INPUT →
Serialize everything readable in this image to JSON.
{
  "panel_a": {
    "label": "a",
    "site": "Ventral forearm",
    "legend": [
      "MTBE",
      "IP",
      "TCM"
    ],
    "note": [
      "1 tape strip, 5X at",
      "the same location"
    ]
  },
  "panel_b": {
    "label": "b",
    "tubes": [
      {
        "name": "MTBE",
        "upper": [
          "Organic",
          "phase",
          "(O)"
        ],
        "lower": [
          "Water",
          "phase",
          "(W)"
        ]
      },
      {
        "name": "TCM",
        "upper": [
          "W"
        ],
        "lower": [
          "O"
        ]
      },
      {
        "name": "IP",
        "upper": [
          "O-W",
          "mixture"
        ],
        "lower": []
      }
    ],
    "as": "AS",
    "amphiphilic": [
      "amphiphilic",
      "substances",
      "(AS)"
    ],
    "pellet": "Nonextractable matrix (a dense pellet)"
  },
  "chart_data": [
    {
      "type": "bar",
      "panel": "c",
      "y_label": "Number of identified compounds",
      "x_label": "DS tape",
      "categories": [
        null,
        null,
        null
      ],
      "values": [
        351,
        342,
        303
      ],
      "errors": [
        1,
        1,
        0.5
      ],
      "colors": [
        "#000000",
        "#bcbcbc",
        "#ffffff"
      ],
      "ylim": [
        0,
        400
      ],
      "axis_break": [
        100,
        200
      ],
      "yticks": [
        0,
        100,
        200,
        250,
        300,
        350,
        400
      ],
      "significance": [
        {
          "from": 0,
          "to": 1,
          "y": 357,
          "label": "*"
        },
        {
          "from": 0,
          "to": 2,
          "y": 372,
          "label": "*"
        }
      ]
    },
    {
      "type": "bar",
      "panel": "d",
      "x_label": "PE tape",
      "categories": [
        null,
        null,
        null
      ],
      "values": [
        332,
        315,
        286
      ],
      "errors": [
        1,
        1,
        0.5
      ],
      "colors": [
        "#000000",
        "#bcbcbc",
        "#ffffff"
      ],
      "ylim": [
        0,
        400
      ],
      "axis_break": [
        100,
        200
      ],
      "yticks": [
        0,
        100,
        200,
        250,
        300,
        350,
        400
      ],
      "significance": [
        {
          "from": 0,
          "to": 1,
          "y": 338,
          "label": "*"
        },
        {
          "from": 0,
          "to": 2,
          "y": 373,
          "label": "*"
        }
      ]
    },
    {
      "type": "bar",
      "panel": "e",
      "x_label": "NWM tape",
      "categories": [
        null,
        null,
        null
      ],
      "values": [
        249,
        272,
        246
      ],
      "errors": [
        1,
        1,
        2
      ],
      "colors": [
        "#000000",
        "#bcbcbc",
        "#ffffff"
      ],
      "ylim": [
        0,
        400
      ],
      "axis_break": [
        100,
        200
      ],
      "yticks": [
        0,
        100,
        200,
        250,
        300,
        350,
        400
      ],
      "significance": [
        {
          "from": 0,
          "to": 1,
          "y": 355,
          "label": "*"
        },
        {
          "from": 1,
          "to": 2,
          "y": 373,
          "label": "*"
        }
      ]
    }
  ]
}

--

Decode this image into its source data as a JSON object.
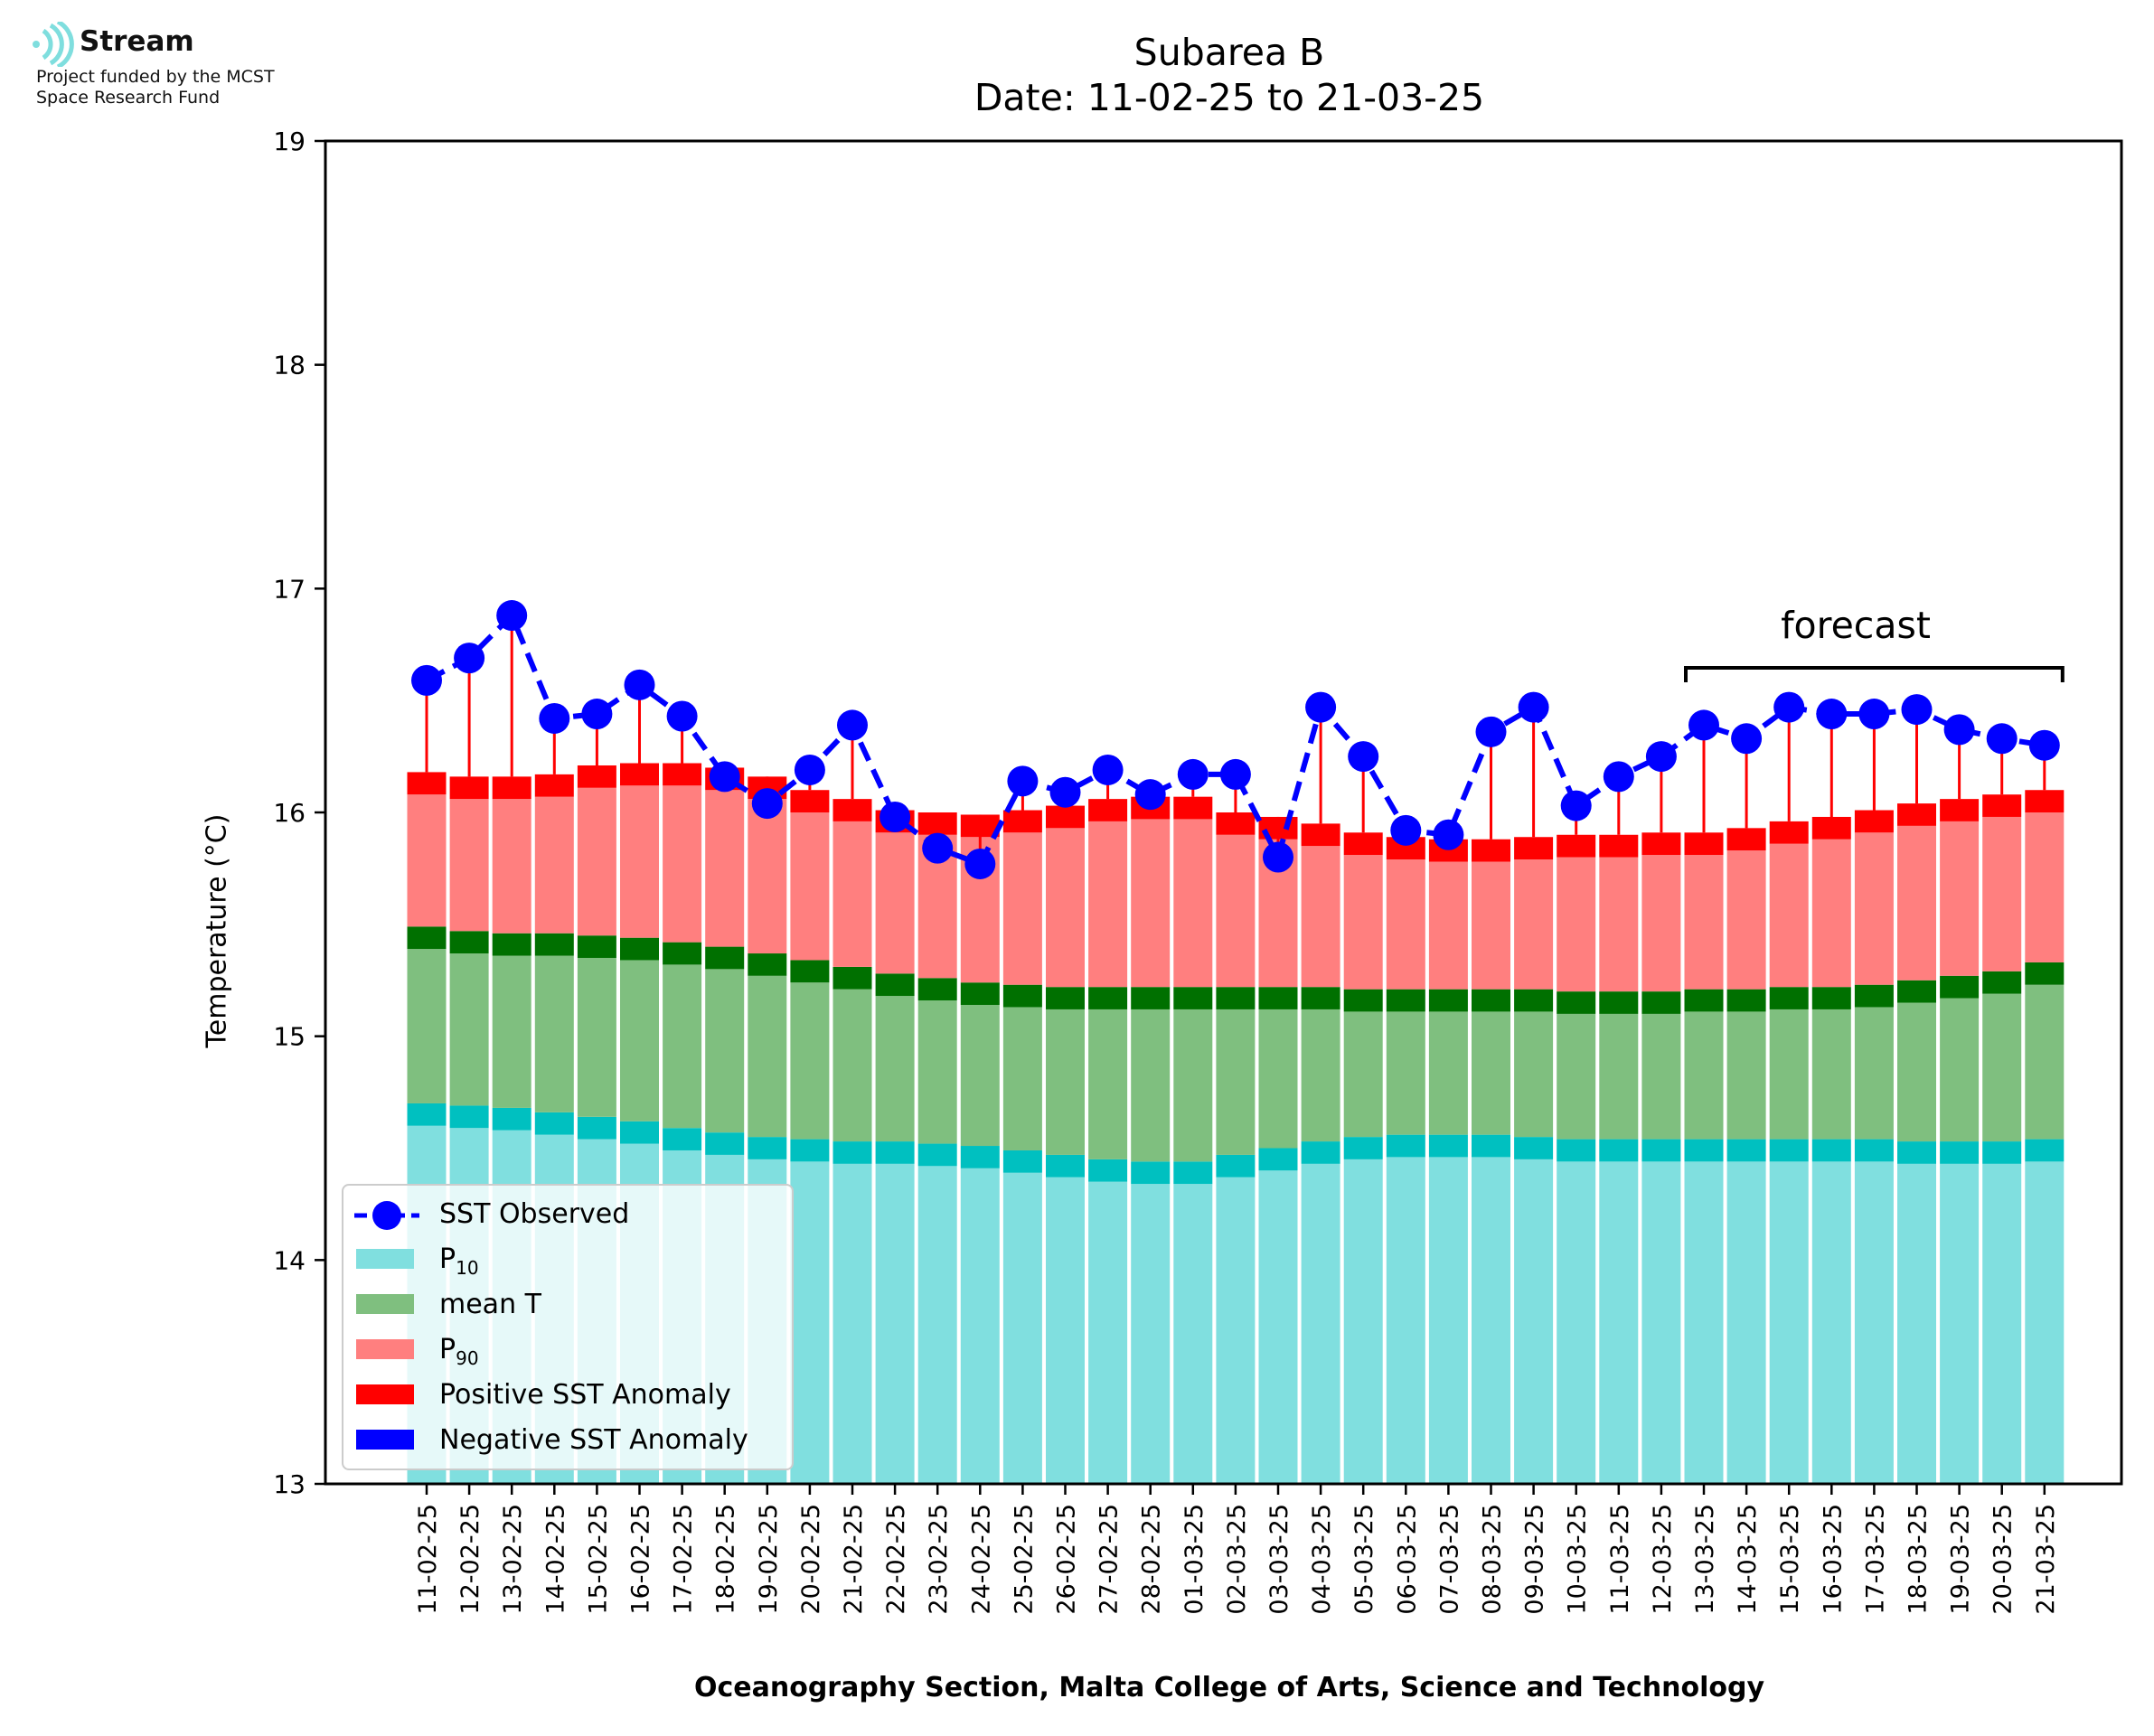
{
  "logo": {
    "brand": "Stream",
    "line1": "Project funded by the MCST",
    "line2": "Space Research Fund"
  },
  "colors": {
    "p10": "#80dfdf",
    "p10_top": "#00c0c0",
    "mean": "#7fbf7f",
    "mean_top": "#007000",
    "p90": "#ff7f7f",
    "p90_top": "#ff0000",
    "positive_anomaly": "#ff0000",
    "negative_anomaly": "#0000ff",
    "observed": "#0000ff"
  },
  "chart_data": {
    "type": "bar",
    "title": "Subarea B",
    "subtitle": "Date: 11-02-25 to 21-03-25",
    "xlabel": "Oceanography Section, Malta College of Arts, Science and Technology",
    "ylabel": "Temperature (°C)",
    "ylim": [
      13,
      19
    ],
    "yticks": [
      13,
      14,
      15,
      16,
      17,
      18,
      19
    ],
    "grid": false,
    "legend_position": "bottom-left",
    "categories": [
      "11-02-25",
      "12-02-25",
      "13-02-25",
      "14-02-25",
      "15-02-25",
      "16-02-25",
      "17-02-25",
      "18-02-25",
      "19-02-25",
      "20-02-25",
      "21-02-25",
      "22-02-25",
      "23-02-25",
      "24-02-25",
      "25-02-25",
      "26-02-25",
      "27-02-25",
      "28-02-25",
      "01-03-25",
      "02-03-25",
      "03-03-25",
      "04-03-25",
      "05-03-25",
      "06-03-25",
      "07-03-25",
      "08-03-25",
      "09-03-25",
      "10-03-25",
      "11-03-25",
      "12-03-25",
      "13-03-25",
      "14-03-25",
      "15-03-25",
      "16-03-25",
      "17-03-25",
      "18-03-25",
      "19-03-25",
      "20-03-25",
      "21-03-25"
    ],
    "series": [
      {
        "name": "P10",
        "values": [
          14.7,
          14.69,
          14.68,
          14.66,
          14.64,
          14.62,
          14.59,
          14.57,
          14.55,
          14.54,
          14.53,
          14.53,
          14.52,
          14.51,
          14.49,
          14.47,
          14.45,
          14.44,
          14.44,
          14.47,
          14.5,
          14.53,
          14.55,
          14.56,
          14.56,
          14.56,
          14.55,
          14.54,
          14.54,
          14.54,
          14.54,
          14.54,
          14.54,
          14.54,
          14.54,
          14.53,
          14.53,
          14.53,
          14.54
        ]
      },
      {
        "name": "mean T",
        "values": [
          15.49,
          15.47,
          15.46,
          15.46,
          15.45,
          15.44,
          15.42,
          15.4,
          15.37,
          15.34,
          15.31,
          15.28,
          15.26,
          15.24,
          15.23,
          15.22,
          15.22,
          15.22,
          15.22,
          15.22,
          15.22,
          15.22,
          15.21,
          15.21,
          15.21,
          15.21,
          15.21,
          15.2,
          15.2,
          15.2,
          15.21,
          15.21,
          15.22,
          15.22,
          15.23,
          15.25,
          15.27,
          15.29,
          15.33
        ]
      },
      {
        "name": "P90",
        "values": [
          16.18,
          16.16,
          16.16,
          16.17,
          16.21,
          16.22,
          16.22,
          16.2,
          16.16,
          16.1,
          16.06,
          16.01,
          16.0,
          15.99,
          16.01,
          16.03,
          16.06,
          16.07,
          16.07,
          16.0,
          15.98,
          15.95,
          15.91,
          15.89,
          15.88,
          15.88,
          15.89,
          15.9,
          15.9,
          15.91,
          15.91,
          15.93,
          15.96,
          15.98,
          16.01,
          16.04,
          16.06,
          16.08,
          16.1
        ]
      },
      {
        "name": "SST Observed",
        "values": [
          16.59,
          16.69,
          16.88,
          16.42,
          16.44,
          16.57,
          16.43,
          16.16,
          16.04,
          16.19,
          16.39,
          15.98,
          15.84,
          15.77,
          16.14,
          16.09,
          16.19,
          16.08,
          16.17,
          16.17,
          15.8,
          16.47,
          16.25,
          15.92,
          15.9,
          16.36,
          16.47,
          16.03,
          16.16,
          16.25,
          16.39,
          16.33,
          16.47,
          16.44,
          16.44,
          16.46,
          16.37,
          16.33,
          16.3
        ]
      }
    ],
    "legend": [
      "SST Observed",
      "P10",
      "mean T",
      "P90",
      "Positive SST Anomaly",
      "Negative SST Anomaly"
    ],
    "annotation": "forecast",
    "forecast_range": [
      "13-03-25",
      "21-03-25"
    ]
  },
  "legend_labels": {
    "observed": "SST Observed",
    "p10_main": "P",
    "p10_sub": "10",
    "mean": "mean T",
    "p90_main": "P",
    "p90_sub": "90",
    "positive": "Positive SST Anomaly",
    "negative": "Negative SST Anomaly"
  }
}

SET EXERCISE →
Locate and copy each line in the data above that includes the word "name".

FULL RESPONSE →
        "name": "MTBE",
        "name": "TCM",
        "name": "IP",
        "name": "P10",
        "name": "mean T",
        "name": "P90",
        "name": "SST Observed",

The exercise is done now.